OBJECTIVE: The answer is a single number: how many lines hold the string "évolution".
##### DATA FOR THIS TASK
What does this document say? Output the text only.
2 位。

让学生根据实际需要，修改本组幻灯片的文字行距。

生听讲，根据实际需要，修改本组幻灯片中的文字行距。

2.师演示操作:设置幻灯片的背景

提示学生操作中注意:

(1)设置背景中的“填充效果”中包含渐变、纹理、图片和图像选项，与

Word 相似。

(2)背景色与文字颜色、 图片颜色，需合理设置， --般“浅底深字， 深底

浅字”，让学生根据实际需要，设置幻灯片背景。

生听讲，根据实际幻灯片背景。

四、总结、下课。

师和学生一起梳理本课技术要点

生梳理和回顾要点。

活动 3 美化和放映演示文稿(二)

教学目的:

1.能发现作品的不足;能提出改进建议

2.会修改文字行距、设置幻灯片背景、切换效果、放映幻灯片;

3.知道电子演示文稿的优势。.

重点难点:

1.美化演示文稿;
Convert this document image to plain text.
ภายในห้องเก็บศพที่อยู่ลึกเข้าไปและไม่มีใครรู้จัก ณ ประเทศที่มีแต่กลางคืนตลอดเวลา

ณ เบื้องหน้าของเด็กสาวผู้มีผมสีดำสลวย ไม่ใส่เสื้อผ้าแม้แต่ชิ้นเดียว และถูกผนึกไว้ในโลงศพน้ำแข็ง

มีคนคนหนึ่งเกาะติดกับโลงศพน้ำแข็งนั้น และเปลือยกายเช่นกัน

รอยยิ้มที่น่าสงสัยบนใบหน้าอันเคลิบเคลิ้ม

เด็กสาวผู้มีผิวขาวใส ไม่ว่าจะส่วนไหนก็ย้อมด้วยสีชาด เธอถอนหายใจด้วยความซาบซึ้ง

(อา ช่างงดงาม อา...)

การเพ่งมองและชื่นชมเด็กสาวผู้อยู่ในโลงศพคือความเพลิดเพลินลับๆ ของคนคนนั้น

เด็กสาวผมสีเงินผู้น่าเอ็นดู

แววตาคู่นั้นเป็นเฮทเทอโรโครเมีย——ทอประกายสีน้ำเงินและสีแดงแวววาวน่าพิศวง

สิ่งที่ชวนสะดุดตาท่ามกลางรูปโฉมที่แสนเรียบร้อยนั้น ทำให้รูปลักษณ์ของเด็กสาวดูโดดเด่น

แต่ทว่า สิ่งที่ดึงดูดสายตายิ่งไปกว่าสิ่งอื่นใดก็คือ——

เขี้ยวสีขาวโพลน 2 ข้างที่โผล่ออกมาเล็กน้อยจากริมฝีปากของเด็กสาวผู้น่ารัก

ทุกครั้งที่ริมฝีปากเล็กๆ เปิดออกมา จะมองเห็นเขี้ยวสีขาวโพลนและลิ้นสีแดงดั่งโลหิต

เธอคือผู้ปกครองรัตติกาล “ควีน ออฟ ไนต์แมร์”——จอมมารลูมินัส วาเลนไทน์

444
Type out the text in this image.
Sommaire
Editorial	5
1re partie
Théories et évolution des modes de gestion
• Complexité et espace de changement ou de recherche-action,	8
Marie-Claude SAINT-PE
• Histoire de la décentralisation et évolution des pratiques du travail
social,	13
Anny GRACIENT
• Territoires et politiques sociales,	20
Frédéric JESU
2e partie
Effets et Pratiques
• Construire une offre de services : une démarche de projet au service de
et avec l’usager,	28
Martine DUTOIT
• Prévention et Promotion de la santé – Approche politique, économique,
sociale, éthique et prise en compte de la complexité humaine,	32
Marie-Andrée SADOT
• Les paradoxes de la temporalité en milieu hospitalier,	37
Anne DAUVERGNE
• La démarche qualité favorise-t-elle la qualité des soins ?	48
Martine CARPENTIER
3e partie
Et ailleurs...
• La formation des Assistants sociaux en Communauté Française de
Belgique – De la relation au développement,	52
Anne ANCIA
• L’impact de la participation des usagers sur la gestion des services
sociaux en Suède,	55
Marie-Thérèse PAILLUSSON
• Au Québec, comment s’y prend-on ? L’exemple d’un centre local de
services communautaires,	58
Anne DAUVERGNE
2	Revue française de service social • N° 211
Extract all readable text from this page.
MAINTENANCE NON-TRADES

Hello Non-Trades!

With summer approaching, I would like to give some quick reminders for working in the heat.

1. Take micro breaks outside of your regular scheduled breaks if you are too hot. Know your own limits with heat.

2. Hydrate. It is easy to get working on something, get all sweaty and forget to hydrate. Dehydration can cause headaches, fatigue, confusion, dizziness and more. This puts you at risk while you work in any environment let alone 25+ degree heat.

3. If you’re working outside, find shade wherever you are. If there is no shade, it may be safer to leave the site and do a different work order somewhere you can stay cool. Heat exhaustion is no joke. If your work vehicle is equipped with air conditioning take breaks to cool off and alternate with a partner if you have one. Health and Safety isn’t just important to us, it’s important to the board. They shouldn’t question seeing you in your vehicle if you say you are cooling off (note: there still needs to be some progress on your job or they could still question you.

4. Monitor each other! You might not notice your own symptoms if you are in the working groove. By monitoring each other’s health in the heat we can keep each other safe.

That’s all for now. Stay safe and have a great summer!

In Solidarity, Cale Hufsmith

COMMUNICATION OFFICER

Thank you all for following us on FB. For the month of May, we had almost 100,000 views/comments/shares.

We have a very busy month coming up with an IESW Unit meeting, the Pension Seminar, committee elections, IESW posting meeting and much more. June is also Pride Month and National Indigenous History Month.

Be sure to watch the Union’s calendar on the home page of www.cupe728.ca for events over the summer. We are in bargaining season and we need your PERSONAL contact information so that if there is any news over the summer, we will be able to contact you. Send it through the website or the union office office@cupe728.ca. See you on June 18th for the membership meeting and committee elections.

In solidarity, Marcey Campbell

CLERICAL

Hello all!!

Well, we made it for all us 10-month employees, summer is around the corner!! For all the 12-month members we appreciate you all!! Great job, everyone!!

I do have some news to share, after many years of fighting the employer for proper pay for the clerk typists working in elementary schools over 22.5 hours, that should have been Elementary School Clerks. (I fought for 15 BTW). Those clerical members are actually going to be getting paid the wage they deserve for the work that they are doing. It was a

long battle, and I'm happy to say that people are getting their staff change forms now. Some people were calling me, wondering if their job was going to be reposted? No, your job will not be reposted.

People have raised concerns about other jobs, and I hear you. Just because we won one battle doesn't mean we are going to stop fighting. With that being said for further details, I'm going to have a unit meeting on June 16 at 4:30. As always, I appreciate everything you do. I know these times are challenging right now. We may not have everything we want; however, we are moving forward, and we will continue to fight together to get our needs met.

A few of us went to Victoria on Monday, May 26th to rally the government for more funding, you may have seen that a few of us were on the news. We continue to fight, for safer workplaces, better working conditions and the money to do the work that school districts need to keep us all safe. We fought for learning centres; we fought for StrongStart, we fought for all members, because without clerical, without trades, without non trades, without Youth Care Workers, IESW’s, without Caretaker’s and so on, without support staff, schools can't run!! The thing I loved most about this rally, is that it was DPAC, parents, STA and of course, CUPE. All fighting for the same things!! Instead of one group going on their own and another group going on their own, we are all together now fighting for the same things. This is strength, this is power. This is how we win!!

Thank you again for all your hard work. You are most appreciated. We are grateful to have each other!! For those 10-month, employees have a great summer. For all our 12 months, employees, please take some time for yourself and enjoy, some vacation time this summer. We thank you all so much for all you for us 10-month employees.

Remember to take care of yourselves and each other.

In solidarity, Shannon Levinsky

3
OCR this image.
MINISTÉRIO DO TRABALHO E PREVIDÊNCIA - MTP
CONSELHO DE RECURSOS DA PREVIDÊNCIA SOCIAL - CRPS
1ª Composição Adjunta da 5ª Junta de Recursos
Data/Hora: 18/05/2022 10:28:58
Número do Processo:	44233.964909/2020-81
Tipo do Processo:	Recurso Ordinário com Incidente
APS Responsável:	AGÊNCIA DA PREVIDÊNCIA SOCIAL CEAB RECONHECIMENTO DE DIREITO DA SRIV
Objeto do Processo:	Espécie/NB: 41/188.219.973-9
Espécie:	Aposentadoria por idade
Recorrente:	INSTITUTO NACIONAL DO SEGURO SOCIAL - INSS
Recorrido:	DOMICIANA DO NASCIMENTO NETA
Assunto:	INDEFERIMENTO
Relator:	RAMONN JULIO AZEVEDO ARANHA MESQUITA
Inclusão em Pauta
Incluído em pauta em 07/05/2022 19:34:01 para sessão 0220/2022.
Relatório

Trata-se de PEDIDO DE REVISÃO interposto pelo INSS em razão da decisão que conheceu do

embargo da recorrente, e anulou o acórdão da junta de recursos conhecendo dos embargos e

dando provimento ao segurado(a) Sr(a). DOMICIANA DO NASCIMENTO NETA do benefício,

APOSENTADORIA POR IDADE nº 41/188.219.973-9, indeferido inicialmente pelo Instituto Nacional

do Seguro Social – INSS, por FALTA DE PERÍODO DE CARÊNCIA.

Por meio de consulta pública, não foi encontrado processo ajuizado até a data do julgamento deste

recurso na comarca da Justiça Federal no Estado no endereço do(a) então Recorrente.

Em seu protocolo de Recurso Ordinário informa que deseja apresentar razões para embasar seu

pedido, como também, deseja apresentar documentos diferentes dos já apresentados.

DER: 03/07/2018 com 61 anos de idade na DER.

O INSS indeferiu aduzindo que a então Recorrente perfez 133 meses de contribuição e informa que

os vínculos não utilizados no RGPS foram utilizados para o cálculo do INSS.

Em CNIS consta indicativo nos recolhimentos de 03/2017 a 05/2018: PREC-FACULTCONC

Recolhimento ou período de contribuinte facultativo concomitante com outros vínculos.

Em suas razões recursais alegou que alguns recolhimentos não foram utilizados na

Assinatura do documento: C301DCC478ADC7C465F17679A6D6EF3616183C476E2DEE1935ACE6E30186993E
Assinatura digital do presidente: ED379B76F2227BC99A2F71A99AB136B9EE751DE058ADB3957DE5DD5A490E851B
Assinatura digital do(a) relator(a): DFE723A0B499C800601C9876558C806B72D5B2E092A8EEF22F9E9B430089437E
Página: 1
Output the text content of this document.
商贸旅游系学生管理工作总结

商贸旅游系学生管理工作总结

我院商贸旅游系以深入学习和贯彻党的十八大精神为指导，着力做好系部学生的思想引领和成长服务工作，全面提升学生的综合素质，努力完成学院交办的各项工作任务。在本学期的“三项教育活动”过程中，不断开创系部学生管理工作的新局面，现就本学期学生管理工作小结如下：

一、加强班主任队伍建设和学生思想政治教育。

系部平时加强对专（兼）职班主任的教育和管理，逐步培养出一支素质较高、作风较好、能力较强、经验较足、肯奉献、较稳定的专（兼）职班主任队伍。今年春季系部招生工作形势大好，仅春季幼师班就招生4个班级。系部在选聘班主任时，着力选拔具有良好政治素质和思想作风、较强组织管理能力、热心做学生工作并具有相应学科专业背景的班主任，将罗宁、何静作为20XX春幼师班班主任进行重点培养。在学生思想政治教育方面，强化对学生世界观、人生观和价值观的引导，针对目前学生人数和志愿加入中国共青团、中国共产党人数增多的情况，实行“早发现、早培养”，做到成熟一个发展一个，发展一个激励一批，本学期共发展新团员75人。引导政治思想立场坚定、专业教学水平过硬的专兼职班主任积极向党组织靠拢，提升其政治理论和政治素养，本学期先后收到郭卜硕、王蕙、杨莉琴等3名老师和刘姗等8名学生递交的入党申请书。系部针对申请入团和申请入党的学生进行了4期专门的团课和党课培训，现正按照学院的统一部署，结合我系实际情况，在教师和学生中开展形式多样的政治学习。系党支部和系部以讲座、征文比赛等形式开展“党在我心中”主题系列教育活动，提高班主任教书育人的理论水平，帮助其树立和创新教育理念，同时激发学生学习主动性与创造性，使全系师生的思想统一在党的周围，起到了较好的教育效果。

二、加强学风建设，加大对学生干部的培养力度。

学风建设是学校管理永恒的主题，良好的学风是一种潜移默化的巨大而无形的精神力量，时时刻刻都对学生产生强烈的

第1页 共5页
##########
RESULT OF THE TASK: 2